>> begin SOURCE MATERIAL

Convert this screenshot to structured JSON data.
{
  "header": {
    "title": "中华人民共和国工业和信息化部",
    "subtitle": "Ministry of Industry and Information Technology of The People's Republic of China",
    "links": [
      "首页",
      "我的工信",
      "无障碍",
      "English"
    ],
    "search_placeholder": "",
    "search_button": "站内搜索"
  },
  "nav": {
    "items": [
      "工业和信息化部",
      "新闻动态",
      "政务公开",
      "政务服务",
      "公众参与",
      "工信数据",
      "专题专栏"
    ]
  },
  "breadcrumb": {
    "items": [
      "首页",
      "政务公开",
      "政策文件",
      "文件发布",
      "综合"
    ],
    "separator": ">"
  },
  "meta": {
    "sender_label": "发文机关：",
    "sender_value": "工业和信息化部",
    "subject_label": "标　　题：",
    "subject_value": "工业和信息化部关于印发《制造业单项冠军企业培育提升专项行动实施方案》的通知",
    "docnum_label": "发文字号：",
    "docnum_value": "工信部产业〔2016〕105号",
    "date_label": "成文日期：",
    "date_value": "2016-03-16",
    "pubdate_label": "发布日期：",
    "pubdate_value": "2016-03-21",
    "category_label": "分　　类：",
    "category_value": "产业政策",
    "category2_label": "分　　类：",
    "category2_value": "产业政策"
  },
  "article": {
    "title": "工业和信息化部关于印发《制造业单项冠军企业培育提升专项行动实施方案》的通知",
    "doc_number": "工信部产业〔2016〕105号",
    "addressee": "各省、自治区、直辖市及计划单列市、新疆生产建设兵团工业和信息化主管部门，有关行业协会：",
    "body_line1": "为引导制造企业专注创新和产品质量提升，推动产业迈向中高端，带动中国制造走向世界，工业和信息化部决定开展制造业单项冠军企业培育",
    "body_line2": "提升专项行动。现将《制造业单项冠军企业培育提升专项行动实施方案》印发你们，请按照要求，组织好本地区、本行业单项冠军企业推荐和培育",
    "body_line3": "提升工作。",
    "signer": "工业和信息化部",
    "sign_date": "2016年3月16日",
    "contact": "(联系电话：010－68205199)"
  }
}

>> end SOURCE MATERIAL

> _AIM OF THE TASK_
Transcribe the material above in its entirety. Match it exactly.

> _FINAL ANSWER_
Convert this screenshot to structured JSON data.
{
  "header": {
    "title": "中华人民共和国工业和信息化部",
    "subtitle": "Ministry of Industry and Information Technology of The People's Republic of China",
    "links": [
      "首页",
      "我的工信",
      "无障碍",
      "English"
    ],
    "search_placeholder": "",
    "search_button": "站内搜索"
  },
  "nav": {
    "items": [
      "工业和信息化部",
      "新闻动态",
      "政务公开",
      "政务服务",
      "公众参与",
      "工信数据",
      "专题专栏"
    ]
  },
  "breadcrumb": {
    "items": [
      "首页",
      "政务公开",
      "政策文件",
      "文件发布",
      "综合"
    ],
    "separator": ">"
  },
  "meta": {
    "sender_label": "发文机关：",
    "sender_value": "工业和信息化部",
    "subject_label": "标　　题：",
    "subject_value": "工业和信息化部关于印发《制造业单项冠军企业培育提升专项行动实施方案》的通知",
    "docnum_label": "发文字号：",
    "docnum_value": "工信部产业〔2016〕105号",
    "date_label": "成文日期：",
    "date_value": "2016-03-16",
    "pubdate_label": "发布日期：",
    "pubdate_value": "2016-03-21",
    "category_label": "分　　类：",
    "category_value": "产业政策",
    "category2_label": "分　　类：",
    "category2_value": "产业政策"
  },
  "article": {
    "title": "工业和信息化部关于印发《制造业单项冠军企业培育提升专项行动实施方案》的通知",
    "doc_number": "工信部产业〔2016〕105号",
    "addressee": "各省、自治区、直辖市及计划单列市、新疆生产建设兵团工业和信息化主管部门，有关行业协会：",
    "body_line1": "为引导制造企业专注创新和产品质量提升，推动产业迈向中高端，带动中国制造走向世界，工业和信息化部决定开展制造业单项冠军企业培育",
    "body_line2": "提升专项行动。现将《制造业单项冠军企业培育提升专项行动实施方案》印发你们，请按照要求，组织好本地区、本行业单项冠军企业推荐和培育",
    "body_line3": "提升工作。",
    "signer": "工业和信息化部",
    "sign_date": "2016年3月16日",
    "contact": "(联系电话：010－68205199)"
  }
}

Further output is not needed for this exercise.